(Lines of data)
* * * * * * *

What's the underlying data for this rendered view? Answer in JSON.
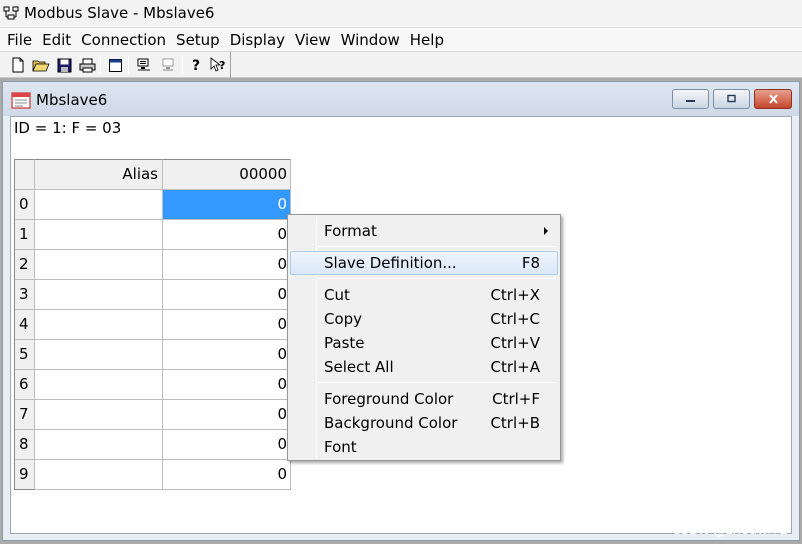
{
  "window": {
    "title": "Modbus Slave - Mbslave6"
  },
  "menu": [
    "File",
    "Edit",
    "Connection",
    "Setup",
    "Display",
    "View",
    "Window",
    "Help"
  ],
  "toolbar_icons": [
    "new-icon",
    "open-icon",
    "save-icon",
    "print-icon",
    "window-icon",
    "connect-icon",
    "disconnect-icon",
    "help-icon",
    "context-help-icon"
  ],
  "child": {
    "title": "Mbslave6",
    "status": "ID = 1: F = 03",
    "columns": {
      "alias": "Alias",
      "address": "00000"
    },
    "rows": [
      {
        "index": "0",
        "value": "0"
      },
      {
        "index": "1",
        "value": "0"
      },
      {
        "index": "2",
        "value": "0"
      },
      {
        "index": "3",
        "value": "0"
      },
      {
        "index": "4",
        "value": "0"
      },
      {
        "index": "5",
        "value": "0"
      },
      {
        "index": "6",
        "value": "0"
      },
      {
        "index": "7",
        "value": "0"
      },
      {
        "index": "8",
        "value": "0"
      },
      {
        "index": "9",
        "value": "0"
      }
    ]
  },
  "context_menu": [
    {
      "label": "Format",
      "shortcut": "",
      "submenu": true
    },
    {
      "label": "Slave Definition...",
      "shortcut": "F8",
      "highlighted": true
    },
    {
      "label": "Cut",
      "shortcut": "Ctrl+X"
    },
    {
      "label": "Copy",
      "shortcut": "Ctrl+C"
    },
    {
      "label": "Paste",
      "shortcut": "Ctrl+V"
    },
    {
      "label": "Select All",
      "shortcut": "Ctrl+A"
    },
    {
      "label": "Foreground Color",
      "shortcut": "Ctrl+F"
    },
    {
      "label": "Background Color",
      "shortcut": "Ctrl+B"
    },
    {
      "label": "Font",
      "shortcut": ""
    }
  ],
  "watermark": "CSDN @zhouwl72",
  "colors": {
    "selection": "#3399ff",
    "highlight": "#dbe8f8",
    "close_button": "#c5452b"
  }
}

* * * * * * *

#### GIVEN REQUEST
Quote the material in full and exactly; do not carry over its pictures.

#### SOLUTION FOR THIS TASK
What's the underlying data for this rendered view? Answer in JSON.
{
  "window": {
    "title": "Modbus Slave - Mbslave6"
  },
  "menu": [
    "File",
    "Edit",
    "Connection",
    "Setup",
    "Display",
    "View",
    "Window",
    "Help"
  ],
  "toolbar_icons": [
    "new-icon",
    "open-icon",
    "save-icon",
    "print-icon",
    "window-icon",
    "connect-icon",
    "disconnect-icon",
    "help-icon",
    "context-help-icon"
  ],
  "child": {
    "title": "Mbslave6",
    "status": "ID = 1: F = 03",
    "columns": {
      "alias": "Alias",
      "address": "00000"
    },
    "rows": [
      {
        "index": "0",
        "value": "0"
      },
      {
        "index": "1",
        "value": "0"
      },
      {
        "index": "2",
        "value": "0"
      },
      {
        "index": "3",
        "value": "0"
      },
      {
        "index": "4",
        "value": "0"
      },
      {
        "index": "5",
        "value": "0"
      },
      {
        "index": "6",
        "value": "0"
      },
      {
        "index": "7",
        "value": "0"
      },
      {
        "index": "8",
        "value": "0"
      },
      {
        "index": "9",
        "value": "0"
      }
    ]
  },
  "context_menu": [
    {
      "label": "Format",
      "shortcut": "",
      "submenu": true
    },
    {
      "label": "Slave Definition...",
      "shortcut": "F8",
      "highlighted": true
    },
    {
      "label": "Cut",
      "shortcut": "Ctrl+X"
    },
    {
      "label": "Copy",
      "shortcut": "Ctrl+C"
    },
    {
      "label": "Paste",
      "shortcut": "Ctrl+V"
    },
    {
      "label": "Select All",
      "shortcut": "Ctrl+A"
    },
    {
      "label": "Foreground Color",
      "shortcut": "Ctrl+F"
    },
    {
      "label": "Background Color",
      "shortcut": "Ctrl+B"
    },
    {
      "label": "Font",
      "shortcut": ""
    }
  ],
  "watermark": "CSDN @zhouwl72",
  "colors": {
    "selection": "#3399ff",
    "highlight": "#dbe8f8",
    "close_button": "#c5452b"
  }
}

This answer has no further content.